BEGIN MATERIAL FOR THIS TASK

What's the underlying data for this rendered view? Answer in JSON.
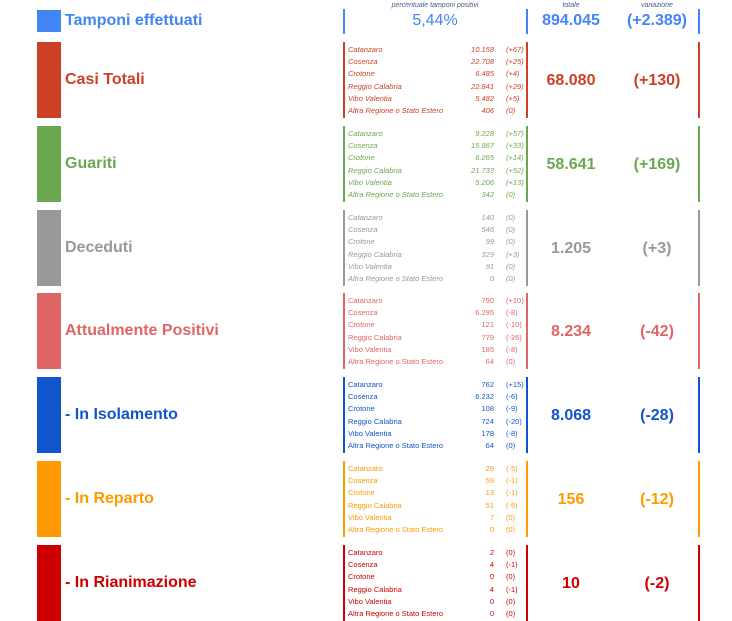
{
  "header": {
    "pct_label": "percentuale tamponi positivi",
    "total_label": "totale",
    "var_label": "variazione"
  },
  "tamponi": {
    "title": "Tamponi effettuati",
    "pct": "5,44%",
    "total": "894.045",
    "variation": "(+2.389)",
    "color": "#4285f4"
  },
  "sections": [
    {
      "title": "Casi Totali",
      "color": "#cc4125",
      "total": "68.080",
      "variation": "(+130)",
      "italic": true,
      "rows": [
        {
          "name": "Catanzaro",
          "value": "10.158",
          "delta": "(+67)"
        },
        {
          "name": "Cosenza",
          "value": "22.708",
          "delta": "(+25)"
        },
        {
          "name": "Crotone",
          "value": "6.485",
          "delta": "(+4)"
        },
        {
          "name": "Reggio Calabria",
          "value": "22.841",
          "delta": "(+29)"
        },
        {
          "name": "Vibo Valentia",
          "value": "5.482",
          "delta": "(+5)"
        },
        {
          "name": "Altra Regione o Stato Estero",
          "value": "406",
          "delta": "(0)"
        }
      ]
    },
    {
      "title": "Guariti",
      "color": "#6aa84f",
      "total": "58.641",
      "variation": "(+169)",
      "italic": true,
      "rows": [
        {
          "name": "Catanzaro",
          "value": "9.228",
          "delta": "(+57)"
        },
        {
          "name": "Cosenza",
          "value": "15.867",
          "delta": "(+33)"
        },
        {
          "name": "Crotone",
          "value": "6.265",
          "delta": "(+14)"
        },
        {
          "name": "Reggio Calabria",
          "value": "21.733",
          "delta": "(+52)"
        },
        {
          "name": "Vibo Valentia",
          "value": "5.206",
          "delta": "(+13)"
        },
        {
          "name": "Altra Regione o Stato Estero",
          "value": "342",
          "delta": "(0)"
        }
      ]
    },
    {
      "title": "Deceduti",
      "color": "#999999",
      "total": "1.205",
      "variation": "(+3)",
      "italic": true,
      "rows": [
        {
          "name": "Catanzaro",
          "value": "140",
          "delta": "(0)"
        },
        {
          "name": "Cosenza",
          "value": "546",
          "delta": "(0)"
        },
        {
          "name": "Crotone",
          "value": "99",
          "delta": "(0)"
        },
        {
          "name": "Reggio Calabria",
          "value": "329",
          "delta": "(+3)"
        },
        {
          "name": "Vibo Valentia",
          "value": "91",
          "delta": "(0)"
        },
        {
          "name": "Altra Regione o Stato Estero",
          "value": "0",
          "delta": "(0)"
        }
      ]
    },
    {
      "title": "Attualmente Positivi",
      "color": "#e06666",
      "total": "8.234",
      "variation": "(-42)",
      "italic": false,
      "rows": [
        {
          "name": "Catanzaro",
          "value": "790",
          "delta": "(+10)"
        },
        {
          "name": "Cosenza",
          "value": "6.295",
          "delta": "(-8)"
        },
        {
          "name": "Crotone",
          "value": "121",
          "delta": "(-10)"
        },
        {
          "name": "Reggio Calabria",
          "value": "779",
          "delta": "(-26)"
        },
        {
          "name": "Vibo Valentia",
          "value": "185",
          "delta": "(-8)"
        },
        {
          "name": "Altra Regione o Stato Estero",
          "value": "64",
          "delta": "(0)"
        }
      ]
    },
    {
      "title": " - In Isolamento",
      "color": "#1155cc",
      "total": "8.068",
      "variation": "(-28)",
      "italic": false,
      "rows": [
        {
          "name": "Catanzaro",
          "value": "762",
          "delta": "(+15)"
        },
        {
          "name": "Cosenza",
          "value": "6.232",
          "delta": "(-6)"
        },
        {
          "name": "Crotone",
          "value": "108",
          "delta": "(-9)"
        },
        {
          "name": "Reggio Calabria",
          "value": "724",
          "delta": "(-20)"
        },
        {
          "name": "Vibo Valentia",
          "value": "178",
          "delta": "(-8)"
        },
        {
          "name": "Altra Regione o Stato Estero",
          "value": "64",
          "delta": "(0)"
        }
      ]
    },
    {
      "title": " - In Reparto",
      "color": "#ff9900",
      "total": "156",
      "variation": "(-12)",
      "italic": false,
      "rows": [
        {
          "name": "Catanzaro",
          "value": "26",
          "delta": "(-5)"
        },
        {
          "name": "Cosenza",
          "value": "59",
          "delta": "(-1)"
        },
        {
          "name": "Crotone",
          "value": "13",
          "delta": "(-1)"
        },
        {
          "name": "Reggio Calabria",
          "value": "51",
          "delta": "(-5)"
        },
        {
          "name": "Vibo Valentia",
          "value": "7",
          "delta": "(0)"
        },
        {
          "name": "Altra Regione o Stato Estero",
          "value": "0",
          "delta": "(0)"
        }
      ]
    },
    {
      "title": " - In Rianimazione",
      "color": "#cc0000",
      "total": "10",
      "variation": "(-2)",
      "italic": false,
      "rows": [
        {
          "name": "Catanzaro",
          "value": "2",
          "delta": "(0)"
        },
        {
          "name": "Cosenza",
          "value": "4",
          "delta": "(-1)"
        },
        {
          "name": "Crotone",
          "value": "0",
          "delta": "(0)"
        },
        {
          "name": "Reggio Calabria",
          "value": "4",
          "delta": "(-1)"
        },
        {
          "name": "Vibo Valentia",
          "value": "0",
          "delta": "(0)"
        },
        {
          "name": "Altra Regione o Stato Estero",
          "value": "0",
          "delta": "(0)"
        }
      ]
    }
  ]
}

END MATERIAL FOR THIS TASK
BEGIN MATERIAL FOR THIS TASK

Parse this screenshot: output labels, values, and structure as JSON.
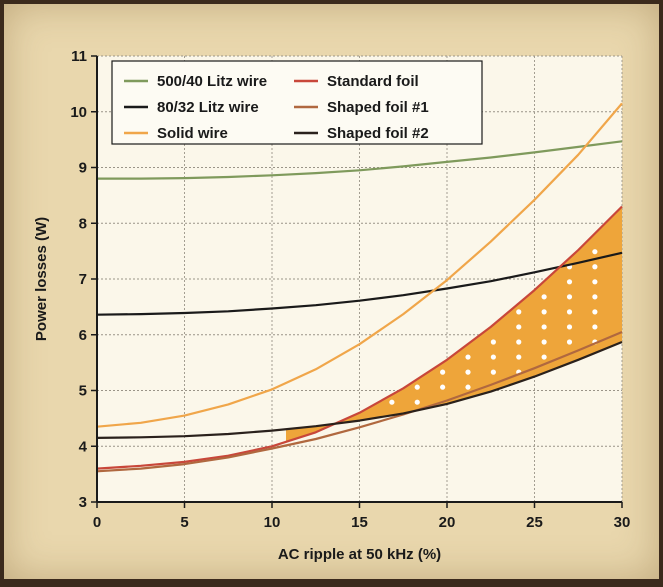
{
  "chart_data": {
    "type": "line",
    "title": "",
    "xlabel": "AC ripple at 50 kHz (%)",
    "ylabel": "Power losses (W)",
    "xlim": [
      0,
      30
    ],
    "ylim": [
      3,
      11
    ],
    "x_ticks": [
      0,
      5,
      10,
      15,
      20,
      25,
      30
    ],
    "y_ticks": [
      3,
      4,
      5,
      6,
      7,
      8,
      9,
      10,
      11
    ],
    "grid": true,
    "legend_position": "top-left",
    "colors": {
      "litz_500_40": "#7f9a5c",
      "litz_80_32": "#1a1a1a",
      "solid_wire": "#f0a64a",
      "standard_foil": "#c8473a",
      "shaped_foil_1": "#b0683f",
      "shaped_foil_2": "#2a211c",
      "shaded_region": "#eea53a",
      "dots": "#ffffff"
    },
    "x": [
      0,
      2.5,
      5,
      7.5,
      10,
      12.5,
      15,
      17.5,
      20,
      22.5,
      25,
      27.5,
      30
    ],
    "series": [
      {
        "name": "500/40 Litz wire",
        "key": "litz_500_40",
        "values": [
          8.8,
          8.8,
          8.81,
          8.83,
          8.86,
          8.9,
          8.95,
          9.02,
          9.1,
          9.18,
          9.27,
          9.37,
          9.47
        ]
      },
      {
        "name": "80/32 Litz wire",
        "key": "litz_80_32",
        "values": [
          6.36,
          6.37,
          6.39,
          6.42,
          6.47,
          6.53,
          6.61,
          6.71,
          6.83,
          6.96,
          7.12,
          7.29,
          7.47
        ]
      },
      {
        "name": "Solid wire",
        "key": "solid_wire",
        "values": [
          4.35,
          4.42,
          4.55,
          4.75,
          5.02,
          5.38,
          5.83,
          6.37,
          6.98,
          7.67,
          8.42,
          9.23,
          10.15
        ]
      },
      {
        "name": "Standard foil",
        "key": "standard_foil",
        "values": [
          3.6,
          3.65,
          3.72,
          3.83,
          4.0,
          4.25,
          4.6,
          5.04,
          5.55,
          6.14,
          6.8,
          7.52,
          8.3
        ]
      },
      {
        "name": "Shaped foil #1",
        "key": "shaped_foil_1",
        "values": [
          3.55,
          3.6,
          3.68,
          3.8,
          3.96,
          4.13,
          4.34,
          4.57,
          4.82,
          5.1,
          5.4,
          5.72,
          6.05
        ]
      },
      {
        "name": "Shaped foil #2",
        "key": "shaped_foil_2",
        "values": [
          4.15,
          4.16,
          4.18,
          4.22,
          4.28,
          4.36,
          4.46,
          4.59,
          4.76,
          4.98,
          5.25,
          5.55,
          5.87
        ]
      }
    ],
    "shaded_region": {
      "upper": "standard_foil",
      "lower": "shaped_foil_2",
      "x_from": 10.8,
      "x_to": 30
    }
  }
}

END MATERIAL FOR THIS TASK
BEGIN MATERIAL FOR THIS TASK

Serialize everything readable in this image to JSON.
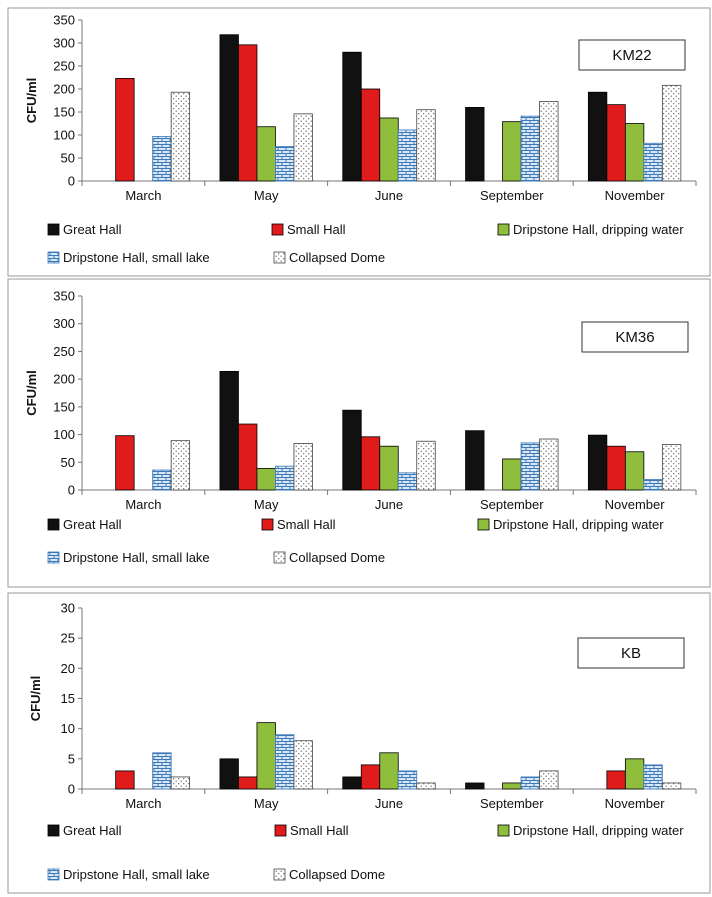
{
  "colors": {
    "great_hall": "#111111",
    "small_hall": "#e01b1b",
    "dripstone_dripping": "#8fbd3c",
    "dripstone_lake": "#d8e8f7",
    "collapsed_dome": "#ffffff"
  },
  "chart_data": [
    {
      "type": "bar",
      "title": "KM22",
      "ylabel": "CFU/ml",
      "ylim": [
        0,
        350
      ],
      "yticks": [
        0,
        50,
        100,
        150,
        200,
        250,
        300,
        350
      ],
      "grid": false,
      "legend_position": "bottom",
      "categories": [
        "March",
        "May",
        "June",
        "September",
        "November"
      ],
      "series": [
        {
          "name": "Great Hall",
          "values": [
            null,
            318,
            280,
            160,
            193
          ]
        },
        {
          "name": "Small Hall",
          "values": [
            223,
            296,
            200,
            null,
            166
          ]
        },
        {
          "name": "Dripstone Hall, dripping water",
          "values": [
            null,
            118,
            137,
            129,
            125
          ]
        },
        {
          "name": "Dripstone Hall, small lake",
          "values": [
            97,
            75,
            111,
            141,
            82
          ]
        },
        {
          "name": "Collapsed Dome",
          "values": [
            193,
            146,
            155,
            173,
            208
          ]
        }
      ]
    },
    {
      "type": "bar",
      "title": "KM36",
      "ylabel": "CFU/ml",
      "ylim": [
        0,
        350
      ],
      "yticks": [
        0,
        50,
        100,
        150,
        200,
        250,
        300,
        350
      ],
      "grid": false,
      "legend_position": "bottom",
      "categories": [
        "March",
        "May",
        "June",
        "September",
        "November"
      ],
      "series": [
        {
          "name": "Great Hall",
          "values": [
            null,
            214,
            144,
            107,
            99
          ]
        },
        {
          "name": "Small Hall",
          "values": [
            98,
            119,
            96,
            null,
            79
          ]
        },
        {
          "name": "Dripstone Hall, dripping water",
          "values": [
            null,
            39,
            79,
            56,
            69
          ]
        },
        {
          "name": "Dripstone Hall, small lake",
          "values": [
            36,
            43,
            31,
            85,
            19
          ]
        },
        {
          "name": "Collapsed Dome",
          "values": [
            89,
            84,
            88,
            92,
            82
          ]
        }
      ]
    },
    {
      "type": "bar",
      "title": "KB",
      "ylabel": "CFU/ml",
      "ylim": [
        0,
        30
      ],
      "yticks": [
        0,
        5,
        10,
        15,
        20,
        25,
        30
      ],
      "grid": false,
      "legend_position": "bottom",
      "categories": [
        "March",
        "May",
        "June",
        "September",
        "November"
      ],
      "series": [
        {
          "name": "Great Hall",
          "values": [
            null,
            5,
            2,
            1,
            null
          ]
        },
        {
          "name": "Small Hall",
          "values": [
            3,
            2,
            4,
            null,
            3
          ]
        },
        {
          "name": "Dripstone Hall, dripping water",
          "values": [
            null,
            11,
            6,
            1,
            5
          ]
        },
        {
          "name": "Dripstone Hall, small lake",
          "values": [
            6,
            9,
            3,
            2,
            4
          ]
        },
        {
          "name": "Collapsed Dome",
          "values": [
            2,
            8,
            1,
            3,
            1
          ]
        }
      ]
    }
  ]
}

END MATERIAL FOR THIS TASK

WRITTEN TASK: In the listing above, locate each line with "variation" and copy it.

EXPECTED ANSWER:
    "variation": "(+2.389)",
      "variation": "(+130)",
      "variation": "(+169)",
      "variation": "(+3)",
      "variation": "(-42)",
      "variation": "(-28)",
      "variation": "(-12)",
      "variation": "(-2)",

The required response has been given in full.